**TASK TO COMPLETE:** Copy, from the entries below, each line in which the string "JSON" appears.

----------------

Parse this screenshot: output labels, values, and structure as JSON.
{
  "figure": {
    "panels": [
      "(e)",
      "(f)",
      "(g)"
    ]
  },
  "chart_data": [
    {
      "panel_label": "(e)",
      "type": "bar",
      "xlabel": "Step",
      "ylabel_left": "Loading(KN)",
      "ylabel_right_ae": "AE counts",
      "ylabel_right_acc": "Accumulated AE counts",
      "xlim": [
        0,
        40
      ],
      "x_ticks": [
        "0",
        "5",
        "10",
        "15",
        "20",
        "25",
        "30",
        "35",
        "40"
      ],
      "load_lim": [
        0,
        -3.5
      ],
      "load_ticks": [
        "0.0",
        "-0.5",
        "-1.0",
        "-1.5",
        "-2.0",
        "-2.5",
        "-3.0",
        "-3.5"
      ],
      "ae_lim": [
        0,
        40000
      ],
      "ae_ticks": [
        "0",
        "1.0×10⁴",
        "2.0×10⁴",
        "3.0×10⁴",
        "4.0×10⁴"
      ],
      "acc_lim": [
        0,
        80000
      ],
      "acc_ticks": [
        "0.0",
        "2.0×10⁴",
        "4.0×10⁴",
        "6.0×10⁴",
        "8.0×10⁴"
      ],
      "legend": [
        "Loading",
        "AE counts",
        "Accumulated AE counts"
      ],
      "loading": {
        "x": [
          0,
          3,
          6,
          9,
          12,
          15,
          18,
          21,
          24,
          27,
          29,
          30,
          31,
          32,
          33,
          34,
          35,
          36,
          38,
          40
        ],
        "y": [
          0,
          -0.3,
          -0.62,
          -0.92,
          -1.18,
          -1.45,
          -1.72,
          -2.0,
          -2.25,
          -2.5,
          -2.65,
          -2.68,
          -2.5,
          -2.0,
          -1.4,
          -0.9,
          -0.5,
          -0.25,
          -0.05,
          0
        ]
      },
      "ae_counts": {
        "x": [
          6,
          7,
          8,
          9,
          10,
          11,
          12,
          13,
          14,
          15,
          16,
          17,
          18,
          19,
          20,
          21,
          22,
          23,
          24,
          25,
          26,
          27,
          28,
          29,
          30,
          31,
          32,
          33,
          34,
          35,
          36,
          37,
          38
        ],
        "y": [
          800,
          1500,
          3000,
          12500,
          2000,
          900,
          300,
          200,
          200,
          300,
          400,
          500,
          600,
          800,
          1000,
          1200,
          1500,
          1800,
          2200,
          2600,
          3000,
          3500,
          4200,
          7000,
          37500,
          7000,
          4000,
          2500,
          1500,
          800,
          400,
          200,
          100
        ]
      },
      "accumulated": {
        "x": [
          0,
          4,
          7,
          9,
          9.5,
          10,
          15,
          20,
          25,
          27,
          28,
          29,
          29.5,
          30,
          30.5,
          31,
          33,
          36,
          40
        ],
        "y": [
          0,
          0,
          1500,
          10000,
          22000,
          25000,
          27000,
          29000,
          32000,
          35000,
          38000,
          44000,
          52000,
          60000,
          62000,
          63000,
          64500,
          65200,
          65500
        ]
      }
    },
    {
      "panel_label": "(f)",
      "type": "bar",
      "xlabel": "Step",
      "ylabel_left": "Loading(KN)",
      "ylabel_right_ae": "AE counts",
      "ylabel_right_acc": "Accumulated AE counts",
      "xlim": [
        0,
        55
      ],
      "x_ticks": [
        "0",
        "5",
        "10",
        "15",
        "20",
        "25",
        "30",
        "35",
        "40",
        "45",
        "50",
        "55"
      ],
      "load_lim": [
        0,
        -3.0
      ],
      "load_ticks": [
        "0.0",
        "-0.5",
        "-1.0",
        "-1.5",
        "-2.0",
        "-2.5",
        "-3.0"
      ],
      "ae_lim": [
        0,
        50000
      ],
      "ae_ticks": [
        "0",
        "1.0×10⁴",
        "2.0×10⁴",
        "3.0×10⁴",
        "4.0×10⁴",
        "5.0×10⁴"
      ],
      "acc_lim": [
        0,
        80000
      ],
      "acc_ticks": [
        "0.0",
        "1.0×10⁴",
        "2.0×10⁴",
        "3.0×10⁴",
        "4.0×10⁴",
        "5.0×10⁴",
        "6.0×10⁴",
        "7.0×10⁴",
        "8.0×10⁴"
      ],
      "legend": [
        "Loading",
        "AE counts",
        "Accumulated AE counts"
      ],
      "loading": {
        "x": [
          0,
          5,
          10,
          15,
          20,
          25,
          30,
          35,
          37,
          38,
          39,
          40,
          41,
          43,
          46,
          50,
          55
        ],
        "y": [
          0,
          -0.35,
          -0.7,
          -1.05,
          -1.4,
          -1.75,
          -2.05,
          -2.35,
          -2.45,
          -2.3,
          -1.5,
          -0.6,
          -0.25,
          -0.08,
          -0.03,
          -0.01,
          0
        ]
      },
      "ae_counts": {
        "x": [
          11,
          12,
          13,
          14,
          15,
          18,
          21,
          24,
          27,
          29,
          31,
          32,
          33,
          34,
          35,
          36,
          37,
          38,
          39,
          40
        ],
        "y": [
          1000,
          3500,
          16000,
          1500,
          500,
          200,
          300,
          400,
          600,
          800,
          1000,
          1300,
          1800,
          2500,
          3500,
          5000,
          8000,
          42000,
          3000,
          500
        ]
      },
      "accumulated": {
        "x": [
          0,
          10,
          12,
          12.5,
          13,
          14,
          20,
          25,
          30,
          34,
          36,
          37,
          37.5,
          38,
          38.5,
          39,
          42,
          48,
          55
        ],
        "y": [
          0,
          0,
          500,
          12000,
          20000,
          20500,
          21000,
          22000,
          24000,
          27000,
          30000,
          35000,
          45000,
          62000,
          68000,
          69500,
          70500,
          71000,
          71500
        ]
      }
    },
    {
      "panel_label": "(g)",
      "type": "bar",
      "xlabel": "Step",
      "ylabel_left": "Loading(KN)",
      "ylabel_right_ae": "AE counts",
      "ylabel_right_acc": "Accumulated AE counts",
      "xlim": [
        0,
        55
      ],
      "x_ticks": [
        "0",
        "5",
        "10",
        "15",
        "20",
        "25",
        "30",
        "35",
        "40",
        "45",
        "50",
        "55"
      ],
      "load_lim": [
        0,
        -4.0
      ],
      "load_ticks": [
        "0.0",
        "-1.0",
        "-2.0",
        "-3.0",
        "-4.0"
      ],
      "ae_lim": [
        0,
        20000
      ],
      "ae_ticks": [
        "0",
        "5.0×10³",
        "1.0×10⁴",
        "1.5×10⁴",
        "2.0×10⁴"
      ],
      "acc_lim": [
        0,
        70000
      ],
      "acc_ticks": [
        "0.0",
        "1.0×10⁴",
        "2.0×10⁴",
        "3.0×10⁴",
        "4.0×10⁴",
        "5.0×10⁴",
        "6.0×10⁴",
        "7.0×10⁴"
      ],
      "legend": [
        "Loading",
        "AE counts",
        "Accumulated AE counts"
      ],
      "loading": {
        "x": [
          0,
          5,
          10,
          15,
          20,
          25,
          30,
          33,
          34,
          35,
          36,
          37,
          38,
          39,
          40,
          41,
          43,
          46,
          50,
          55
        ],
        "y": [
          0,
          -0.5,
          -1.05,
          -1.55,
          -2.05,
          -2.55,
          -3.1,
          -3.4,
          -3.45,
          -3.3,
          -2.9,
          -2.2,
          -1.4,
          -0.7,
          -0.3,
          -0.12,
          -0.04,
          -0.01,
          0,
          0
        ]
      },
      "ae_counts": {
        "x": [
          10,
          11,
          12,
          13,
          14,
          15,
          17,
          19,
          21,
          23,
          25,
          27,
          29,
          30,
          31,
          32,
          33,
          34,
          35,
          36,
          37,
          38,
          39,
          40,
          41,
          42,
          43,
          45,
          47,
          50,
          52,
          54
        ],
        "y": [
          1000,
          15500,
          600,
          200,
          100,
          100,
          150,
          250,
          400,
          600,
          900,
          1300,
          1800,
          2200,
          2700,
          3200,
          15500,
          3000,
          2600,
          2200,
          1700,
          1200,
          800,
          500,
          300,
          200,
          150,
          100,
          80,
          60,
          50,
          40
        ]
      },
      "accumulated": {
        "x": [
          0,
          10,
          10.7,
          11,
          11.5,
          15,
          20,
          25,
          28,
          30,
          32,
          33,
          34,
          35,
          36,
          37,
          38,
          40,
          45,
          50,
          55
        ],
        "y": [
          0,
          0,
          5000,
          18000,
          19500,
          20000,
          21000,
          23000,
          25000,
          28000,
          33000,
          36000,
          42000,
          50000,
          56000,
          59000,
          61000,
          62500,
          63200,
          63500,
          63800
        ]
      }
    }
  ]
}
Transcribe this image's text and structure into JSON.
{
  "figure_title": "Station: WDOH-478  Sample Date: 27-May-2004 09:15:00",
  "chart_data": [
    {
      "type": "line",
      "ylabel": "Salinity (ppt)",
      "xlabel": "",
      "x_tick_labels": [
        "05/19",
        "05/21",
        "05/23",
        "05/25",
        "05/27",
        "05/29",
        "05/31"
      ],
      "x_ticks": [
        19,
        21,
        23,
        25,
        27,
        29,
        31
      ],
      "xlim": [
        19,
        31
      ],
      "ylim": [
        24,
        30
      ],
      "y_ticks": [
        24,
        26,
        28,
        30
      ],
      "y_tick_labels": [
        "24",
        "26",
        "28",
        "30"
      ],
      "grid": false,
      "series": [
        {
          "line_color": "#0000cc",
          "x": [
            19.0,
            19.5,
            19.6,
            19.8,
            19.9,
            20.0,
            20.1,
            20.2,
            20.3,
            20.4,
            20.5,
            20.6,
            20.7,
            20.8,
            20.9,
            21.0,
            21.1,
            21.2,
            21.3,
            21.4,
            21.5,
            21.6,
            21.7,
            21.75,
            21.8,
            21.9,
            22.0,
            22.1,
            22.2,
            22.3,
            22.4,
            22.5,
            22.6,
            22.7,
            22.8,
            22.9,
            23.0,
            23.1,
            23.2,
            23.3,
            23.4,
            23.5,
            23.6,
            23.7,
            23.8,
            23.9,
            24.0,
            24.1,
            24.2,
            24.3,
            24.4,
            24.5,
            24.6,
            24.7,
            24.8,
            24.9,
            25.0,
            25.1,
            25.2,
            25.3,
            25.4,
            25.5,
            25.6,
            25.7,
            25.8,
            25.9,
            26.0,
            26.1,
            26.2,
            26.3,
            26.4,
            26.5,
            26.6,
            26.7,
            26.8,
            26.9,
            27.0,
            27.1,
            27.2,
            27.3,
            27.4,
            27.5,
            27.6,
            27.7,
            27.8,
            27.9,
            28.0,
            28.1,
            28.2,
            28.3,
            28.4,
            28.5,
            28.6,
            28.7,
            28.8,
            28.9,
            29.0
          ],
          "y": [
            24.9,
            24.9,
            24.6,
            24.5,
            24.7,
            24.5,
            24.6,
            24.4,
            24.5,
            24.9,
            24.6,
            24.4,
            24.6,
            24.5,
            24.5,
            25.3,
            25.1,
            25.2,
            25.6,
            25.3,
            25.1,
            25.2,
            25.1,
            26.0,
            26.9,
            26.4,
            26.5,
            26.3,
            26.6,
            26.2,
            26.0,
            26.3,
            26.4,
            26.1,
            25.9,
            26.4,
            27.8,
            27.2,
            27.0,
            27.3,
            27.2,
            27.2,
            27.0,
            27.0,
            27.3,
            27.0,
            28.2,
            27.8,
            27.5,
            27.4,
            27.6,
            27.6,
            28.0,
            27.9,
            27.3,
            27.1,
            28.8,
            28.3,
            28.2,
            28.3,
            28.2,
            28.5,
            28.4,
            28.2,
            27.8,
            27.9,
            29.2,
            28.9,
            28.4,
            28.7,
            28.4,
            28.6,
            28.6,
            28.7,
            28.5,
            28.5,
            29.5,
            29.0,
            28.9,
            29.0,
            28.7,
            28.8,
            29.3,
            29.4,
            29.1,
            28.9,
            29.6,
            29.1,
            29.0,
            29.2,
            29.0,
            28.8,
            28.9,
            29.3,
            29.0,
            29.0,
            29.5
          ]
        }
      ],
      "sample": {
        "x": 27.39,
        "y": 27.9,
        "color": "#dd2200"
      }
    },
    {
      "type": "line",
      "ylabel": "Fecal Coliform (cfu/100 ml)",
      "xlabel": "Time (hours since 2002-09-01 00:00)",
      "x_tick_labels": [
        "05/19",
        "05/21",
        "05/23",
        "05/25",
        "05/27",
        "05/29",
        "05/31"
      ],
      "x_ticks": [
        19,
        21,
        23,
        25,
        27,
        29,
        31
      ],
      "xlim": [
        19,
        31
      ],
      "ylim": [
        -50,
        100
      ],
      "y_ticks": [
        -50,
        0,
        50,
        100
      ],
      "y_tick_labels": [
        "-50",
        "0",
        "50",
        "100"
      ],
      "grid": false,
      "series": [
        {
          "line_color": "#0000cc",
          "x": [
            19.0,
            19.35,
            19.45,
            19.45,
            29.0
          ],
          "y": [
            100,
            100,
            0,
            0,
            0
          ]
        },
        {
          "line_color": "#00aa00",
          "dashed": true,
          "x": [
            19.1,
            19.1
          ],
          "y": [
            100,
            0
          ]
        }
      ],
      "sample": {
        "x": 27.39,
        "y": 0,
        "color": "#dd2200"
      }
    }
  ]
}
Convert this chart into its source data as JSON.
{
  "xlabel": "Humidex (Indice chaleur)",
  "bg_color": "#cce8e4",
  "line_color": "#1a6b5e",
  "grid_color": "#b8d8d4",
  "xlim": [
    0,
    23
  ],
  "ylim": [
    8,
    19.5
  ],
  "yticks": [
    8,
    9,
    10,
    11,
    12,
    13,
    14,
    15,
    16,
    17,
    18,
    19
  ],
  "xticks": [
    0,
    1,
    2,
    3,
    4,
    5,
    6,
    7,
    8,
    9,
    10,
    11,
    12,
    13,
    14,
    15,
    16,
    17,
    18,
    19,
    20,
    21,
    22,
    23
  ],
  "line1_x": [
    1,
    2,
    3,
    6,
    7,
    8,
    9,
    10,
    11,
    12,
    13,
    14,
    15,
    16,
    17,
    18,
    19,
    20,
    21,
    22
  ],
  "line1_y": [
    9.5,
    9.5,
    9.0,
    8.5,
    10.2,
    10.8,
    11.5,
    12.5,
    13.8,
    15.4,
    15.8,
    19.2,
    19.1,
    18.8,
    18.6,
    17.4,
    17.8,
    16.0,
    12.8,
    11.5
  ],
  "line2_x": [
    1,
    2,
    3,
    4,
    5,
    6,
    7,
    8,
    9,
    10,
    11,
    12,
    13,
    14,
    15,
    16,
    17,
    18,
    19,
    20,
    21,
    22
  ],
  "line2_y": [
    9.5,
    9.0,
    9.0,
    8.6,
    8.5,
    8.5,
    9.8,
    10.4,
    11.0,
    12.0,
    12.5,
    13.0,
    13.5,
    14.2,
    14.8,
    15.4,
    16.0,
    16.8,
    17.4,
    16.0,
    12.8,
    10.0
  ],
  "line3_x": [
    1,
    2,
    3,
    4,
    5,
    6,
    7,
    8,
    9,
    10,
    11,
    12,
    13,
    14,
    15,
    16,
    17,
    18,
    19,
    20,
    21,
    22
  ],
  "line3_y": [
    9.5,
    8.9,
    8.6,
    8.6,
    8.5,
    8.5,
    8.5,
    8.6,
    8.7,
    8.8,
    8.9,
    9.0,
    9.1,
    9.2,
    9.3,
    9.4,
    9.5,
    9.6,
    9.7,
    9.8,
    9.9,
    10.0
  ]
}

----------------

**TASK SOLUTION:**
Parse this screenshot: output labels, values, and structure as JSON.
Transcribe this image's text and structure into JSON.
Convert this chart into its source data as JSON.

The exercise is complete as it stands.